Objective:
Show all lines from the listing below that contain "JSON".

[Items from a figure collection]

★ ★ ★ ★ ★

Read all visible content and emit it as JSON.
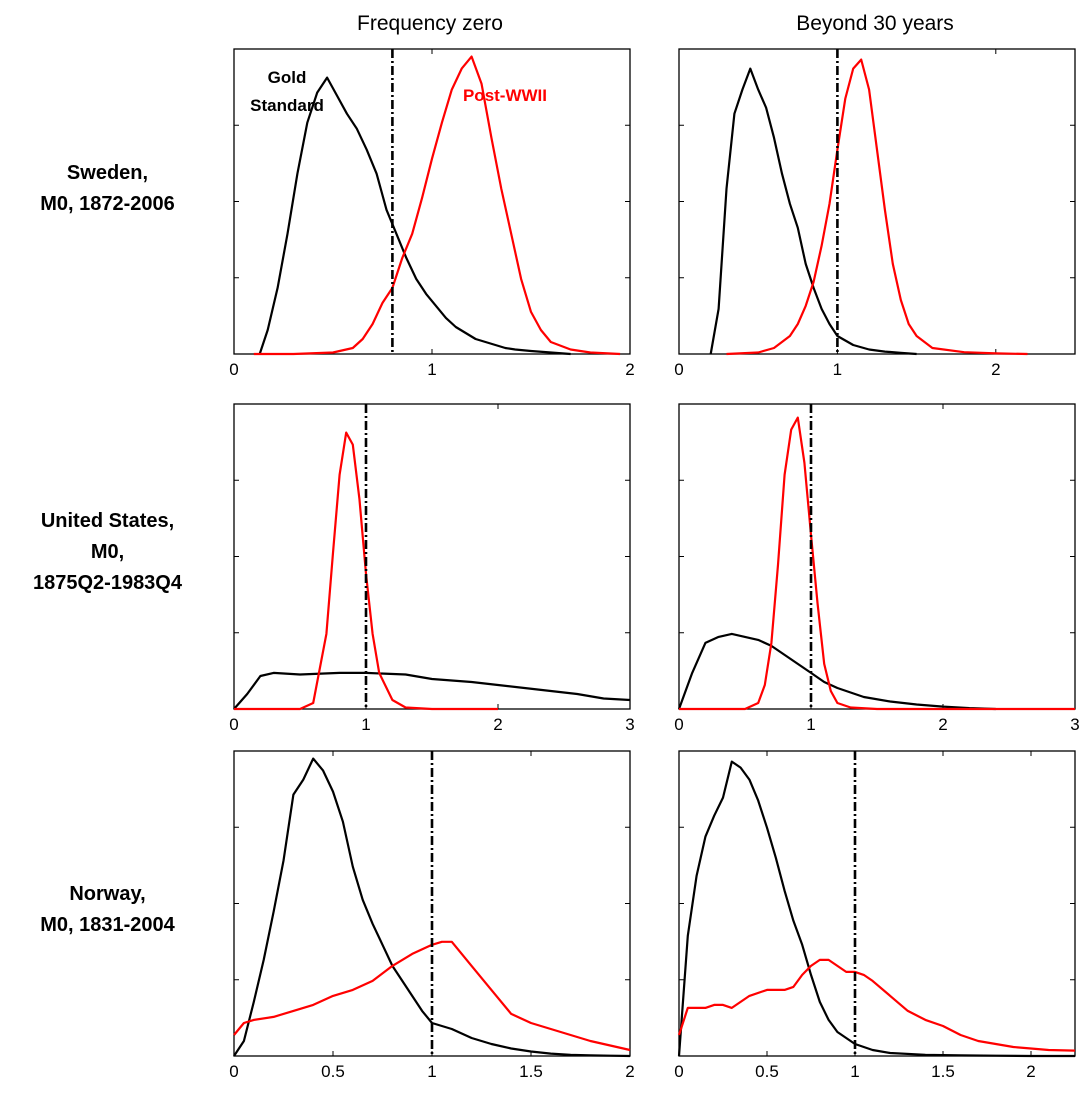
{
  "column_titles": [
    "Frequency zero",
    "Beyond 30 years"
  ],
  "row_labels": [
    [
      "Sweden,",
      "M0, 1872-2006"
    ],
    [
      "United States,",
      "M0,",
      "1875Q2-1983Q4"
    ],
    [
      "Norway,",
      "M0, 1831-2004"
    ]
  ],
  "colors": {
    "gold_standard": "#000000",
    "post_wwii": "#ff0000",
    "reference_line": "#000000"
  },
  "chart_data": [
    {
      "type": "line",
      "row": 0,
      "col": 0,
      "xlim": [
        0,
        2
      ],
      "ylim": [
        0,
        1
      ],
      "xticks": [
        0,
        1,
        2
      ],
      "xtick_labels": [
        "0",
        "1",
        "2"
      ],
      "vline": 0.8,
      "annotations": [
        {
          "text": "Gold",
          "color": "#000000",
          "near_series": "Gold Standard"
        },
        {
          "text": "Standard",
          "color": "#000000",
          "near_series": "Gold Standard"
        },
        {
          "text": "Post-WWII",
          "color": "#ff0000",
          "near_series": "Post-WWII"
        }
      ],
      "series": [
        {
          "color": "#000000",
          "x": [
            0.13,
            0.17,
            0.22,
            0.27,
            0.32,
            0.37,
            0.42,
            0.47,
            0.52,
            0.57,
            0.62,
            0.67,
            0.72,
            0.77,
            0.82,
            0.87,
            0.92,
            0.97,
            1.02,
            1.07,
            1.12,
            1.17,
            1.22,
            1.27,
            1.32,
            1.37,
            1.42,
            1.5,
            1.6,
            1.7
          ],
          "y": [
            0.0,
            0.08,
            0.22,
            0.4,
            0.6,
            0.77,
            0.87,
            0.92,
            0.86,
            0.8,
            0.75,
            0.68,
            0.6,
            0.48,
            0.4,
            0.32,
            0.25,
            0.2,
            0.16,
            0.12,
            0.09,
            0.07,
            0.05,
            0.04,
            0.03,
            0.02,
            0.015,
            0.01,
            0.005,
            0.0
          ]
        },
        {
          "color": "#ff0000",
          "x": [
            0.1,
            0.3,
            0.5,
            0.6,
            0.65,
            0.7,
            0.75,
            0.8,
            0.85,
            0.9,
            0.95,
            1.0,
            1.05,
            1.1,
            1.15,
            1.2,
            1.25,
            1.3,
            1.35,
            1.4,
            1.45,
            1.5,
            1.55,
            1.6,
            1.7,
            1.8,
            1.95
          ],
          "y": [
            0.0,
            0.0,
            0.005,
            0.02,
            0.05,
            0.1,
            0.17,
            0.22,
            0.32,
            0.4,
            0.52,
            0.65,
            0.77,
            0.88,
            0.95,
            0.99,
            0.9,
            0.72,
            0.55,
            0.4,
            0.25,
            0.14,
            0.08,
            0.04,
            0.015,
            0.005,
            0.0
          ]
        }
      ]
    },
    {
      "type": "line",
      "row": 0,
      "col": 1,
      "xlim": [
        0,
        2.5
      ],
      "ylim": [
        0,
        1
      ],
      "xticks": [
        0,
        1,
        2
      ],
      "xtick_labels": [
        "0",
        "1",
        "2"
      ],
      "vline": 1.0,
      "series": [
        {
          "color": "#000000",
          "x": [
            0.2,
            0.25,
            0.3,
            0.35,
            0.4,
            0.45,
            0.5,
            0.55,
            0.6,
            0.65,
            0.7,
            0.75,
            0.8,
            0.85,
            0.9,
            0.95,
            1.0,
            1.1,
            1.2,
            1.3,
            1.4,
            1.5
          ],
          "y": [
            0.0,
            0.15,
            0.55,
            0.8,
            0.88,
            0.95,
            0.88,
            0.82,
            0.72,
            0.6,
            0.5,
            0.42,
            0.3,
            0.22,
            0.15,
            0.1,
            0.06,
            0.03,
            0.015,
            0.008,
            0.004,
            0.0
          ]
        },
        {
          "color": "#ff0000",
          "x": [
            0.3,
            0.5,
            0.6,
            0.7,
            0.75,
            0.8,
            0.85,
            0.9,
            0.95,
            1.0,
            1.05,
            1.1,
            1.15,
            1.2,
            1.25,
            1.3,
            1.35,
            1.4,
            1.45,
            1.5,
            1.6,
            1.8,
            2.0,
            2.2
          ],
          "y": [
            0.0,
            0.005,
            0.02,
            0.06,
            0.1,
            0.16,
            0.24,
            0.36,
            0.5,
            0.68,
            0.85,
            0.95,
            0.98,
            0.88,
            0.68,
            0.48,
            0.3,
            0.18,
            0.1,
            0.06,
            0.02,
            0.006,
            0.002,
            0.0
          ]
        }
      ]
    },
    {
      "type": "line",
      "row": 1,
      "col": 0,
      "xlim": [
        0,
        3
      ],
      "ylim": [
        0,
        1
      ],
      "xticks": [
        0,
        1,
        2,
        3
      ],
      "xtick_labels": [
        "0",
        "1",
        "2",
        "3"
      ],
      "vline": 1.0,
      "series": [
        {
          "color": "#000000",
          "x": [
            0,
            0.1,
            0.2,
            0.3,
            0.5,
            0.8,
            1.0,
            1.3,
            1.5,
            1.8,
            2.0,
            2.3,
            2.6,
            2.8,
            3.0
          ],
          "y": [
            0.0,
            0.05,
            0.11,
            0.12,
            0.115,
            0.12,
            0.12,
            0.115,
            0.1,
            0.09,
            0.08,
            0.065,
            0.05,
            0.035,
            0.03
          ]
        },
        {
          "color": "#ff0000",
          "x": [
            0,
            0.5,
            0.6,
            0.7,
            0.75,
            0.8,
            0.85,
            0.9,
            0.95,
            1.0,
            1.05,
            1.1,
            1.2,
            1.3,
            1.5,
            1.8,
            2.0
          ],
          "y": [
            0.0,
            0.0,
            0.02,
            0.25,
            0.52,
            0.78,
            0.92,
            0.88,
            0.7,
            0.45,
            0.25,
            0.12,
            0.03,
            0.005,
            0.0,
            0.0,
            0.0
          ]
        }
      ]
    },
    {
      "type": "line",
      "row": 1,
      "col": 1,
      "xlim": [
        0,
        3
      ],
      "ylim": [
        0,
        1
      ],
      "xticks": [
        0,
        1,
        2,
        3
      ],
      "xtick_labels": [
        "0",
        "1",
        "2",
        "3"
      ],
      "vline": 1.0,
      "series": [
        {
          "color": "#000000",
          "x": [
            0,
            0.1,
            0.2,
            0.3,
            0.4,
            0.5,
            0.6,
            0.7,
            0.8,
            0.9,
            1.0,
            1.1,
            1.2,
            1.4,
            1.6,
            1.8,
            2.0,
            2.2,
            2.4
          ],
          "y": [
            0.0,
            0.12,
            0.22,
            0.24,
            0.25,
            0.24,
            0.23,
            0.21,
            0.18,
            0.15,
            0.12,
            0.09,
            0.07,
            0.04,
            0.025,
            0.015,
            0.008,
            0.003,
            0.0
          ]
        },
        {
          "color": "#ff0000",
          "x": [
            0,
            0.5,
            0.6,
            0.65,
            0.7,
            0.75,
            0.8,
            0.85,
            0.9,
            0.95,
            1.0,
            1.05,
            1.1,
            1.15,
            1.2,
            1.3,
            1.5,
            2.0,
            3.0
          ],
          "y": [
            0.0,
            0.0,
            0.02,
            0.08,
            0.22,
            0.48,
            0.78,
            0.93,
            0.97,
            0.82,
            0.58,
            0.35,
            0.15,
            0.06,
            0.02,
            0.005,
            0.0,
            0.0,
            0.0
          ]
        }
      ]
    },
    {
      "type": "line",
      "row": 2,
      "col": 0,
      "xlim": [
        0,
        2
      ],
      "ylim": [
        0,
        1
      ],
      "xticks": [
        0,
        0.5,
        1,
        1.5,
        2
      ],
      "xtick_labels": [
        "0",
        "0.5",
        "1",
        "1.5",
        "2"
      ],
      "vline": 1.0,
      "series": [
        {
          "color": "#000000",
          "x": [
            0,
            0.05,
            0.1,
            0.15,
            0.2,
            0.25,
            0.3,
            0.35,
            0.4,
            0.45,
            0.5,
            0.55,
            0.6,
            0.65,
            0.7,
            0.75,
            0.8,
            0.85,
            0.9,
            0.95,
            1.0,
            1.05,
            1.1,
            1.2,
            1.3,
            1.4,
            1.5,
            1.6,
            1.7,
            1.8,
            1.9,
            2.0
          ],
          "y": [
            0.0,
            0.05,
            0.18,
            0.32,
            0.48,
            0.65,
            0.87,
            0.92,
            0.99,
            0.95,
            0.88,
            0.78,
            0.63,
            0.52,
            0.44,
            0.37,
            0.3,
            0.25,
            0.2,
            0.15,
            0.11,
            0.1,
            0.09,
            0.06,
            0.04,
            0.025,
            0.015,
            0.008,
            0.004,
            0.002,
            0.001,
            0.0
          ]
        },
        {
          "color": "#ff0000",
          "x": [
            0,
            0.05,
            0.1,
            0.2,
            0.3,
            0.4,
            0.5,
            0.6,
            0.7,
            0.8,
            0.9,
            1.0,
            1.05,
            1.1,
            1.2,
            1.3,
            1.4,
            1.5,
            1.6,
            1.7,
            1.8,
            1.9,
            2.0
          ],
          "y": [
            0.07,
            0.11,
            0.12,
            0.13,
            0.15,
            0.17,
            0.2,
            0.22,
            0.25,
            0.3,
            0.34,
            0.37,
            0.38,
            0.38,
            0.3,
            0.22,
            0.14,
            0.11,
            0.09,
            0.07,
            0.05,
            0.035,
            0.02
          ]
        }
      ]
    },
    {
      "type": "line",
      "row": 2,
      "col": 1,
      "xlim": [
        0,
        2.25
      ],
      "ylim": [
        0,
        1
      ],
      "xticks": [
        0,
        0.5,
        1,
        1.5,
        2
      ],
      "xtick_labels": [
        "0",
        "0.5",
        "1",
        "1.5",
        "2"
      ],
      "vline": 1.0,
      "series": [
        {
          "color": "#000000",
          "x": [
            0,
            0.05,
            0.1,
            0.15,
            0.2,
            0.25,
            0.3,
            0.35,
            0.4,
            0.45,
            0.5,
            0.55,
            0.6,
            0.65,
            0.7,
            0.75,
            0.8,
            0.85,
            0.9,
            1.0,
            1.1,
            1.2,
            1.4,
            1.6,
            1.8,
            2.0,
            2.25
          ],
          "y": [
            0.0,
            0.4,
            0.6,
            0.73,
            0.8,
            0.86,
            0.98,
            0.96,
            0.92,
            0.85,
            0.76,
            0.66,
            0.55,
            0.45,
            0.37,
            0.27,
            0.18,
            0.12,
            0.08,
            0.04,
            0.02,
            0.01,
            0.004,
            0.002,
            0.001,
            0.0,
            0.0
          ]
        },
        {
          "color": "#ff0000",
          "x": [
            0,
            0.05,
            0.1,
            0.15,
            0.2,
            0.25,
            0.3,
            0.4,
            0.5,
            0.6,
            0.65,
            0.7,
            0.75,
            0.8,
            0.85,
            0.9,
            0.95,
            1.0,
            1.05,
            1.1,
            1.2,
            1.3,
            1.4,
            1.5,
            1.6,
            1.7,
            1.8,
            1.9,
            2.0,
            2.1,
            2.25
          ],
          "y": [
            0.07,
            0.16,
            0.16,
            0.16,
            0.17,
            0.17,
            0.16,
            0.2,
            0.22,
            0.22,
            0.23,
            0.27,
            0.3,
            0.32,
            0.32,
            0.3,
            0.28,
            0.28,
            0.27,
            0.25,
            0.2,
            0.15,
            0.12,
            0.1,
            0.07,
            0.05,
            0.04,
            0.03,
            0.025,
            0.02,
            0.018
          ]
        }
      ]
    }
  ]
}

★ ★ ★ ★ ★

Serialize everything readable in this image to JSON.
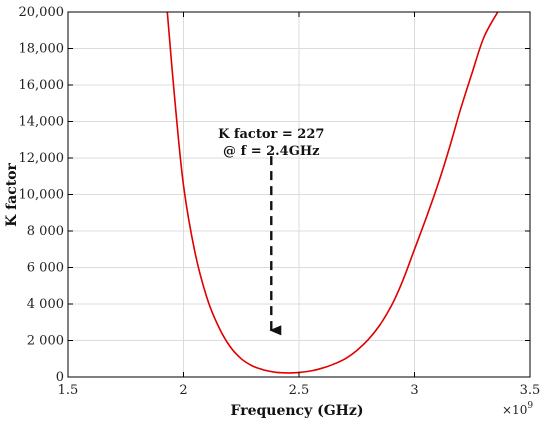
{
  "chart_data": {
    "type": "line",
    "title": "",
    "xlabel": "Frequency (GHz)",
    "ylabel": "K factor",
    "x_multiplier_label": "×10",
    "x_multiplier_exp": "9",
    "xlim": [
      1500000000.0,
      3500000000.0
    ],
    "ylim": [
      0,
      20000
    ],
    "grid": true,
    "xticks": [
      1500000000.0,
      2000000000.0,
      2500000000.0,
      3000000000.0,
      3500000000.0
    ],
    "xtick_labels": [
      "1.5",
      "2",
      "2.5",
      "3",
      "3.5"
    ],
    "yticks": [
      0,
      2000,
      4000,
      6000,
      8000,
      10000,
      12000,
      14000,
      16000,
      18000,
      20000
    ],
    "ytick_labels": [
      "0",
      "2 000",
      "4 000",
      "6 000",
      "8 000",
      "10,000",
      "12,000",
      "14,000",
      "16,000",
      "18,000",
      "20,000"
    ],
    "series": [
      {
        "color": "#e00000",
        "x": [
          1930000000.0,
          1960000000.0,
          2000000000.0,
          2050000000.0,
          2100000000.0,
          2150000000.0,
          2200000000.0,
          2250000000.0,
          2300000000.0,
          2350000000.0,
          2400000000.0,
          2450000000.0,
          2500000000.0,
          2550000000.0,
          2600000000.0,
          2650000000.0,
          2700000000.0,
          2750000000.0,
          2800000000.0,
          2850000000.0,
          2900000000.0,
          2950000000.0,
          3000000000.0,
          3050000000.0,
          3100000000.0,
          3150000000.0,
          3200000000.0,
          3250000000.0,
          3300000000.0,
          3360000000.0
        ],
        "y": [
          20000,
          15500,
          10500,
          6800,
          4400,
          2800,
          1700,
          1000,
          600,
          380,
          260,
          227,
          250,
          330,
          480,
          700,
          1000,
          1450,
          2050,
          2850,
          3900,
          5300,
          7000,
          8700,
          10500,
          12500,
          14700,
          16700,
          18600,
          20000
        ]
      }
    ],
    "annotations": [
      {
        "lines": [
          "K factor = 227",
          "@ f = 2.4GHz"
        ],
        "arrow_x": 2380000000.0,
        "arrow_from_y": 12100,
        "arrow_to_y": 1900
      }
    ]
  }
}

★ ★ ★ ★ ★

Output below:
Read all visible content and emit it as JSON.
Serialize everything readable in this image to JSON.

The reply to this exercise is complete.